-------- Items --------

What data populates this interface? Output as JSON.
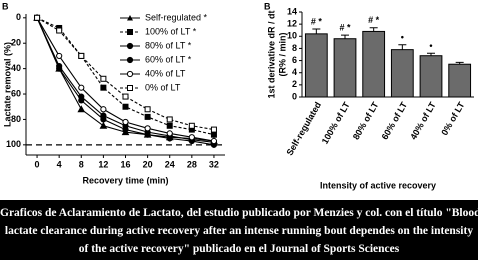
{
  "chart_data": [
    {
      "type": "line",
      "panel_label": "B",
      "y_label": "Lactate removal (%)",
      "x_label": "Recovery time (min)",
      "x": [
        0,
        4,
        8,
        12,
        16,
        20,
        24,
        28,
        32
      ],
      "xlim": [
        -2,
        34
      ],
      "xticks": [
        0,
        4,
        8,
        12,
        16,
        20,
        24,
        28,
        32
      ],
      "ylim": [
        -3,
        108
      ],
      "yticks": [
        0,
        20,
        40,
        60,
        80,
        100
      ],
      "y_inverted": true,
      "hline": 100,
      "legend": "upper right",
      "series": [
        {
          "name": "Self-regulated *",
          "color": "#000",
          "marker": "triangle",
          "dashed": false,
          "values": [
            0,
            40,
            72,
            85,
            90,
            92,
            94,
            95,
            97
          ]
        },
        {
          "name": "100% of LT *",
          "color": "#000",
          "marker": "square",
          "dashed": true,
          "values": [
            0,
            8,
            30,
            55,
            70,
            78,
            85,
            88,
            92
          ]
        },
        {
          "name": "80% of LT *",
          "color": "#000",
          "marker": "circle",
          "dashed": false,
          "values": [
            0,
            40,
            65,
            80,
            88,
            92,
            95,
            97,
            100
          ]
        },
        {
          "name": "60% of LT *",
          "color": "#000",
          "marker": "circle",
          "dashed": false,
          "values": [
            0,
            38,
            62,
            77,
            85,
            90,
            93,
            96,
            98
          ]
        },
        {
          "name": "40% of LT",
          "color": "#000",
          "marker": "circle-open",
          "dashed": false,
          "values": [
            0,
            30,
            55,
            72,
            82,
            87,
            91,
            94,
            97
          ]
        },
        {
          "name": "0% of LT",
          "color": "#000",
          "marker": "square-open",
          "dashed": true,
          "values": [
            0,
            10,
            30,
            48,
            62,
            72,
            80,
            85,
            88
          ]
        }
      ]
    },
    {
      "type": "bar",
      "panel_label": "B",
      "y_label": "1st derivative dR / dt",
      "y_label_2": "(R% / min)",
      "x_label": "Intensity of active recovery",
      "categories": [
        "Self-regulated",
        "100% of LT",
        "80% of LT",
        "60% of LT",
        "40% of LT",
        "0% of LT"
      ],
      "values": [
        10.4,
        9.6,
        10.8,
        7.8,
        6.8,
        5.4
      ],
      "errors": [
        0.8,
        0.6,
        0.6,
        0.8,
        0.4,
        0.3
      ],
      "annotations": [
        "# *",
        "# *",
        "# *",
        "•",
        "•",
        null
      ],
      "color": "#6b6b6b",
      "ylim": [
        0,
        14
      ],
      "yticks": [
        0,
        2,
        4,
        6,
        8,
        10,
        12,
        14
      ]
    }
  ],
  "caption": [
    "Graficos de Aclaramiento de Lactato, del estudio publicado por Menzies y col. con el título \"Blood",
    "lactate clearance during active recovery after an intense running bout dependes on the intensity",
    "of the active recovery\" publicado en el Journal of Sports Sciences"
  ]
}
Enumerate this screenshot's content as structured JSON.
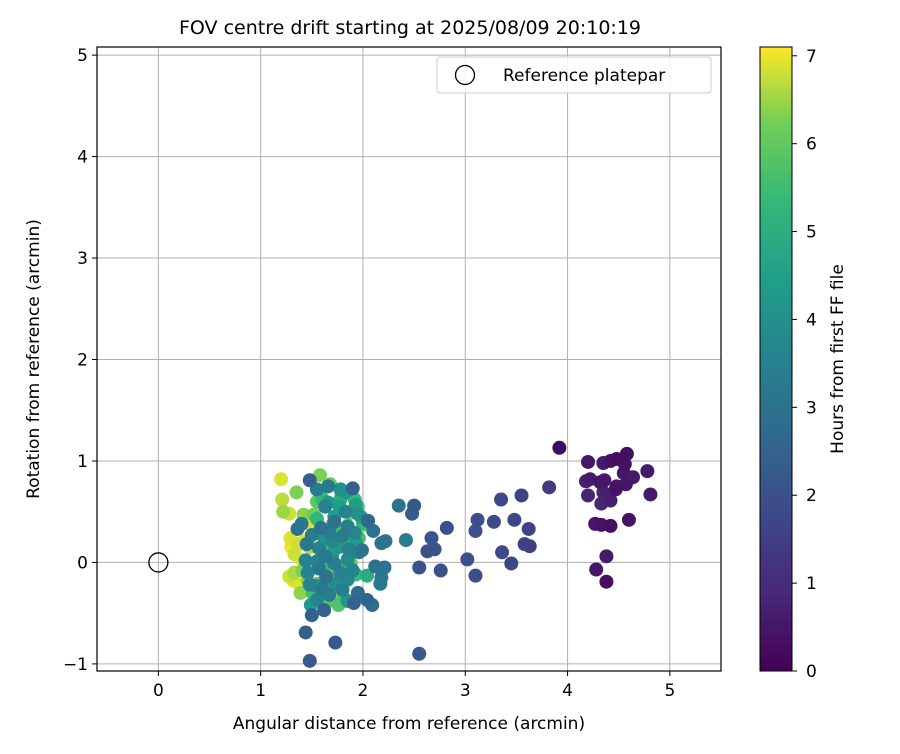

--------

# [Objective]
Tally the lines above containing "name". Answer with the count only.

# [Problem solution]
6